EXERCISE AIM » Look through the lines and report how many include the word "note", giving nothing but the number.

........

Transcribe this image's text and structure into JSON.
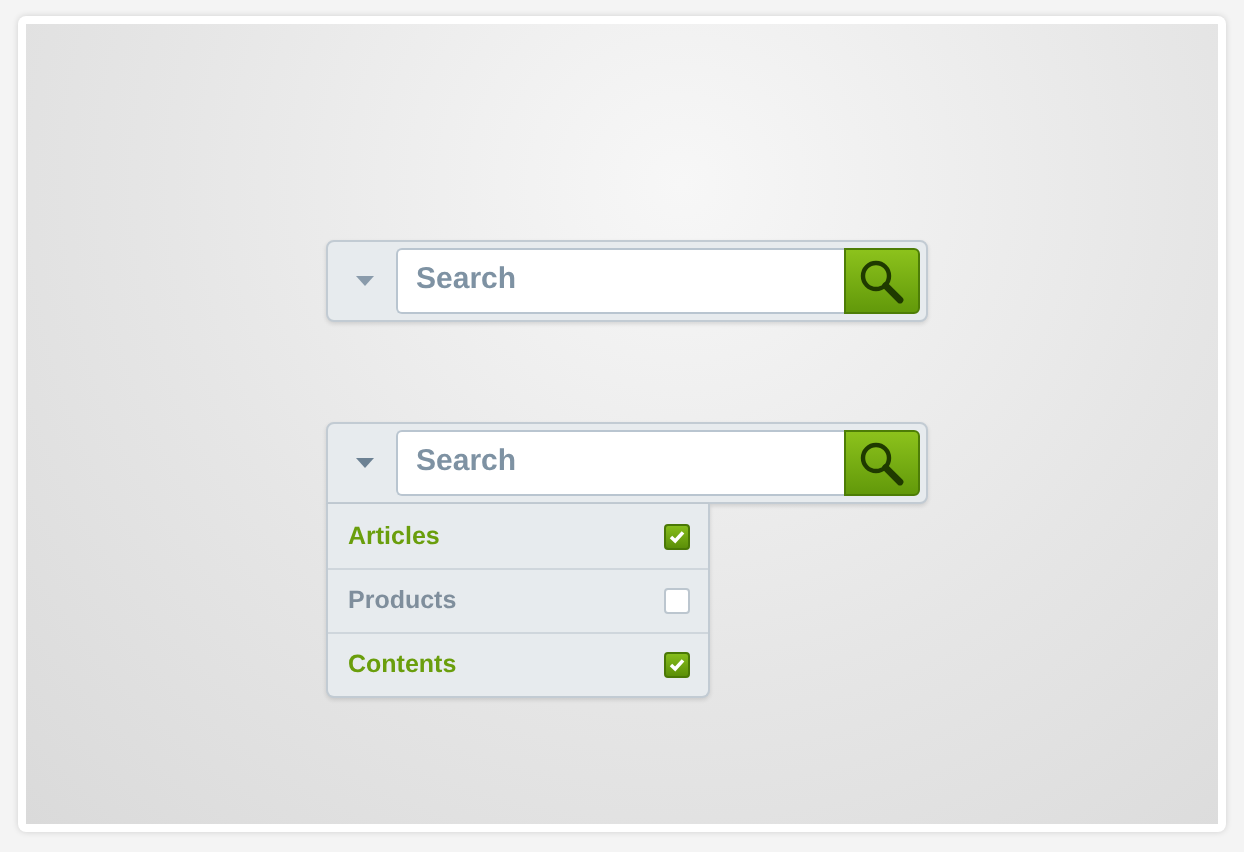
{
  "search_bars": [
    {
      "placeholder": "Search",
      "expanded": false
    },
    {
      "placeholder": "Search",
      "expanded": true,
      "options": [
        {
          "label": "Articles",
          "checked": true
        },
        {
          "label": "Products",
          "checked": false
        },
        {
          "label": "Contents",
          "checked": true
        }
      ]
    }
  ]
}
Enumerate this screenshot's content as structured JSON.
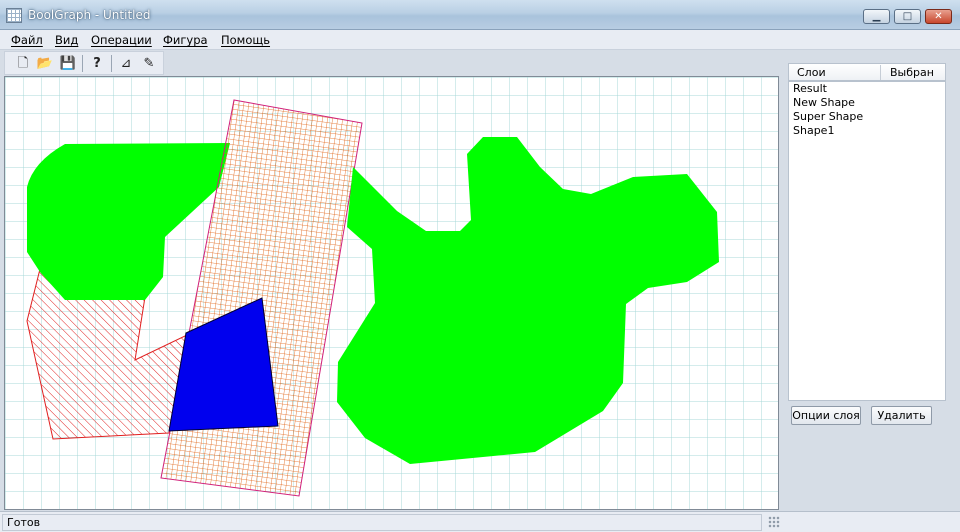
{
  "window": {
    "title": "BoolGraph - Untitled",
    "minimize": "▁",
    "maximize": "□",
    "close": "✕"
  },
  "menu": [
    "Файл",
    "Вид",
    "Операции",
    "Фигура",
    "Помощь"
  ],
  "toolbar": {
    "buttons": [
      {
        "icon": "new-document-icon",
        "glyph": "🗋"
      },
      {
        "icon": "open-folder-icon",
        "glyph": "📂"
      },
      {
        "icon": "save-icon",
        "glyph": "💾"
      },
      {
        "icon": "help-icon",
        "glyph": "?"
      },
      {
        "icon": "polygon-tool-icon",
        "glyph": "⊿"
      },
      {
        "icon": "edit-tool-icon",
        "glyph": "✎"
      }
    ]
  },
  "layers_panel": {
    "col_layers": "Слои",
    "col_selected": "Выбран",
    "layers": [
      "Result",
      "New Shape",
      "Super Shape",
      "Shape1"
    ],
    "options_button": "Опции слоя",
    "delete_button": "Удалить"
  },
  "status": {
    "text": "Готов"
  },
  "colors": {
    "green_shape": "#00ff00",
    "blue_shape": "#0000ee",
    "red_hatch": "#e02020",
    "orange_grid": "#e06010",
    "grid_line": "#a8d8d8"
  }
}
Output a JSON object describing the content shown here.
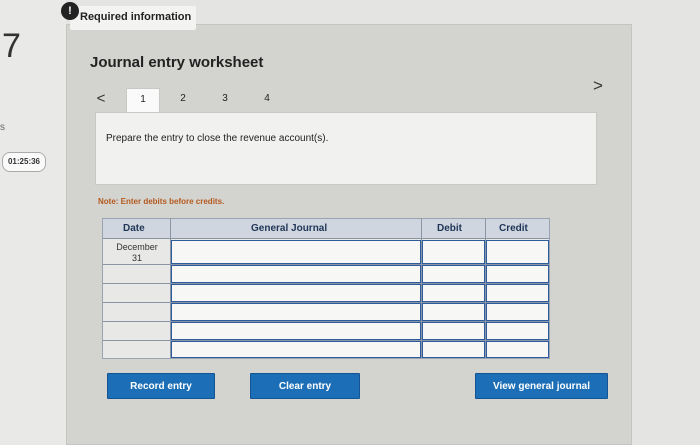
{
  "question": {
    "number": "7",
    "side_letter": "s",
    "timer": "01:25:36"
  },
  "banner": {
    "badge": "!",
    "label": "Required information"
  },
  "worksheet": {
    "title": "Journal entry worksheet",
    "nav_prev": "<",
    "nav_next": ">",
    "tabs": [
      {
        "label": "1",
        "active": true
      },
      {
        "label": "2",
        "active": false
      },
      {
        "label": "3",
        "active": false
      },
      {
        "label": "4",
        "active": false
      }
    ],
    "instruction": "Prepare the entry to close the revenue account(s).",
    "note": "Note: Enter debits before credits."
  },
  "table": {
    "headers": {
      "date": "Date",
      "journal": "General Journal",
      "debit": "Debit",
      "credit": "Credit"
    },
    "date_month": "December",
    "date_day": "31"
  },
  "buttons": {
    "record": "Record entry",
    "clear": "Clear entry",
    "view": "View general journal"
  },
  "colors": {
    "button": "#1c6fb6",
    "note": "#b45a1e",
    "header": "#cfd6df"
  }
}
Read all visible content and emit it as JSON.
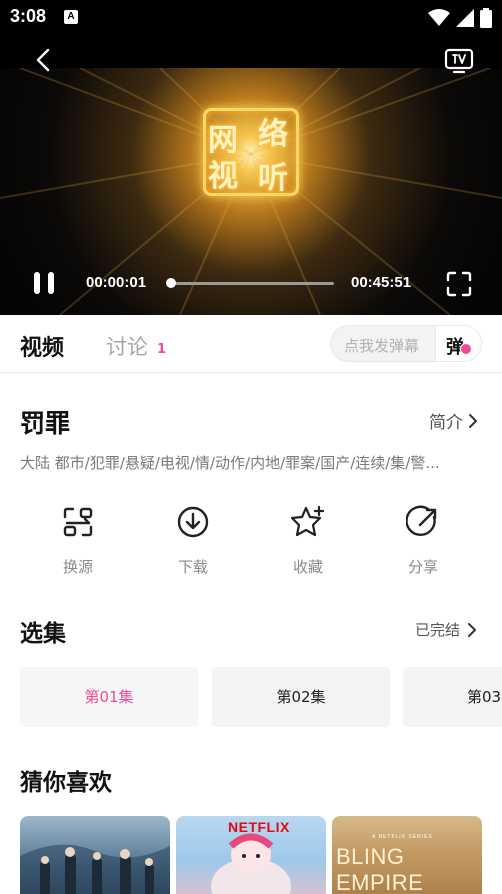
{
  "status_bar": {
    "time": "3:08",
    "notification_glyph": "A"
  },
  "player": {
    "current_time": "00:00:01",
    "total_time": "00:45:51",
    "progress_fraction": 0.0004,
    "logo_chars": [
      "网",
      "络",
      "视",
      "听"
    ]
  },
  "tabs": {
    "video": "视频",
    "discuss": "讨论",
    "discuss_count": "1",
    "danmu_placeholder": "点我发弹幕",
    "danmu_toggle": "弹"
  },
  "info": {
    "title": "罚罪",
    "intro_label": "简介",
    "tags": "大陆  都市/犯罪/悬疑/电视/情/动作/内地/罪案/国产/连续/集/警..."
  },
  "actions": [
    {
      "label": "换源",
      "icon": "switch-source-icon"
    },
    {
      "label": "下载",
      "icon": "download-icon"
    },
    {
      "label": "收藏",
      "icon": "star-plus-icon"
    },
    {
      "label": "分享",
      "icon": "share-icon"
    }
  ],
  "episodes": {
    "heading": "选集",
    "status": "已完结",
    "items": [
      "第01集",
      "第02集",
      "第03"
    ]
  },
  "recommend": {
    "heading": "猜你喜欢",
    "items": [
      {
        "overlay": ""
      },
      {
        "overlay": "NETFLIX"
      },
      {
        "overlay": "BLING EMPIRE",
        "subtitle": "A NETFLIX SERIES"
      }
    ]
  },
  "colors": {
    "accent": "#ec4a9a",
    "player_bg": "#000000",
    "logo_gold": "#ffd86a"
  }
}
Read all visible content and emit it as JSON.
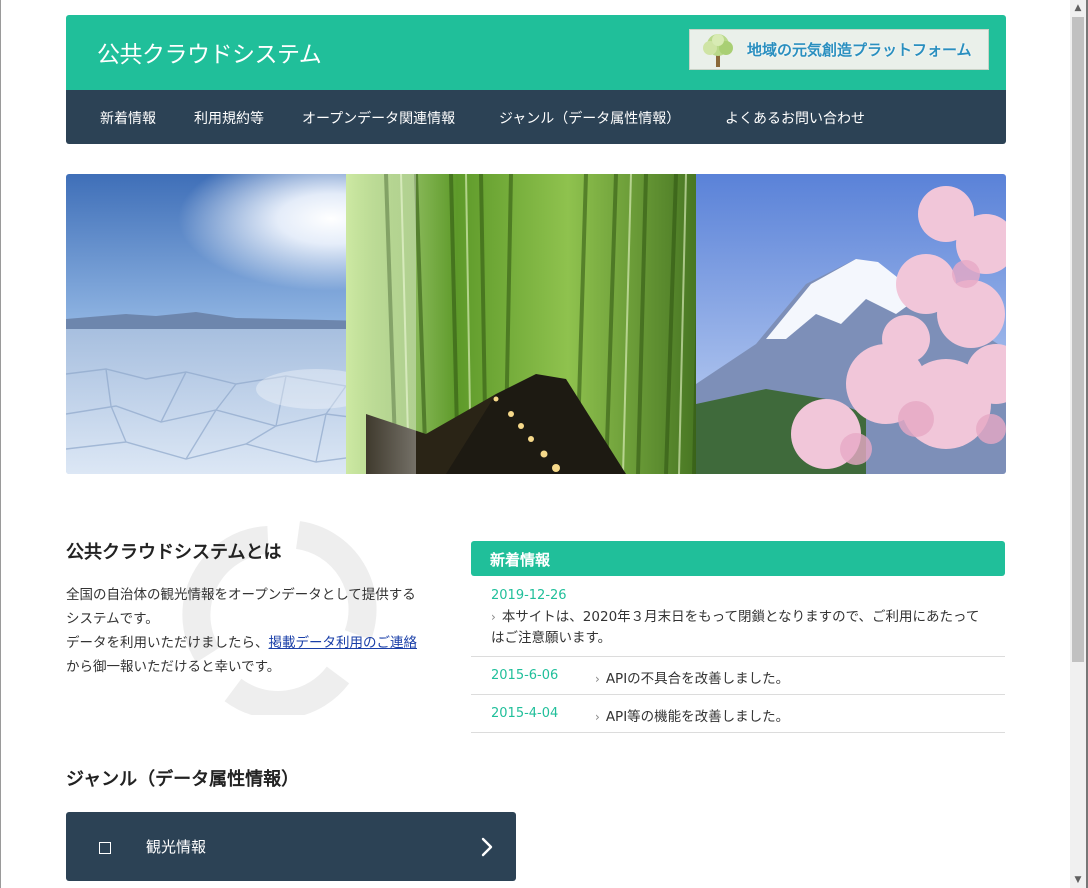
{
  "header": {
    "site_title": "公共クラウドシステム",
    "banner_text": "地域の元気創造プラットフォーム"
  },
  "nav": {
    "items": [
      {
        "label": "新着情報"
      },
      {
        "label": "利用規約等"
      },
      {
        "label": "オープンデータ関連情報"
      },
      {
        "label": "ジャンル（データ属性情報）"
      },
      {
        "label": "よくあるお問い合わせ"
      }
    ]
  },
  "about": {
    "title": "公共クラウドシステムとは",
    "text_1": "全国の自治体の観光情報をオープンデータとして提供するシステムです。",
    "text_2": "データを利用いただけましたら、",
    "link": "掲載データ利用のご連絡",
    "text_3": "から御一報いただけると幸いです。"
  },
  "news": {
    "heading": "新着情報",
    "items": [
      {
        "date": "2019-12-26",
        "text": "本サイトは、2020年３月末日をもって閉鎖となりますので、ご利用にあたってはご注意願います。"
      },
      {
        "date": "2015-6-06",
        "text": "APIの不具合を改善しました。"
      },
      {
        "date": "2015-4-04",
        "text": "API等の機能を改善しました。"
      }
    ]
  },
  "genre": {
    "title": "ジャンル（データ属性情報）",
    "card_label": "観光情報"
  },
  "colors": {
    "accent": "#20bf9a",
    "navy": "#2c4255"
  }
}
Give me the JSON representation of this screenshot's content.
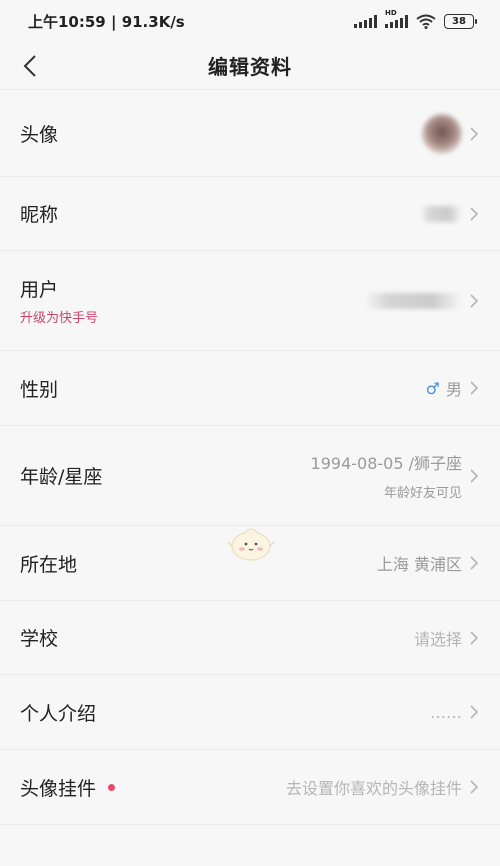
{
  "status_bar": {
    "time": "上午10:59",
    "speed": "91.3K/s",
    "network_tag": "HD",
    "battery": "38"
  },
  "header": {
    "title": "编辑资料"
  },
  "rows": {
    "avatar": {
      "label": "头像"
    },
    "nickname": {
      "label": "昵称"
    },
    "user": {
      "label": "用户",
      "sub": "升级为快手号"
    },
    "gender": {
      "label": "性别",
      "symbol": "♂",
      "value": "男"
    },
    "age": {
      "label": "年龄/星座",
      "value": "1994-08-05 /狮子座",
      "sub": "年龄好友可见"
    },
    "location": {
      "label": "所在地",
      "value": "上海 黄浦区"
    },
    "school": {
      "label": "学校",
      "value": "请选择"
    },
    "intro": {
      "label": "个人介绍",
      "value": "……"
    },
    "pendant": {
      "label": "头像挂件",
      "value": "去设置你喜欢的头像挂件"
    }
  },
  "icons": {
    "back": "back-arrow-icon",
    "chevron": "chevron-right-icon",
    "signal": "signal-icon",
    "wifi": "wifi-icon",
    "battery": "battery-icon"
  },
  "colors": {
    "background": "#f7f7f7",
    "accent_pink": "#c8476b",
    "red_dot": "#e84a6a",
    "gender_blue": "#4a8fd4",
    "value_gray": "#9a9a9a"
  }
}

........

RESPONSE TO THE TASK » 2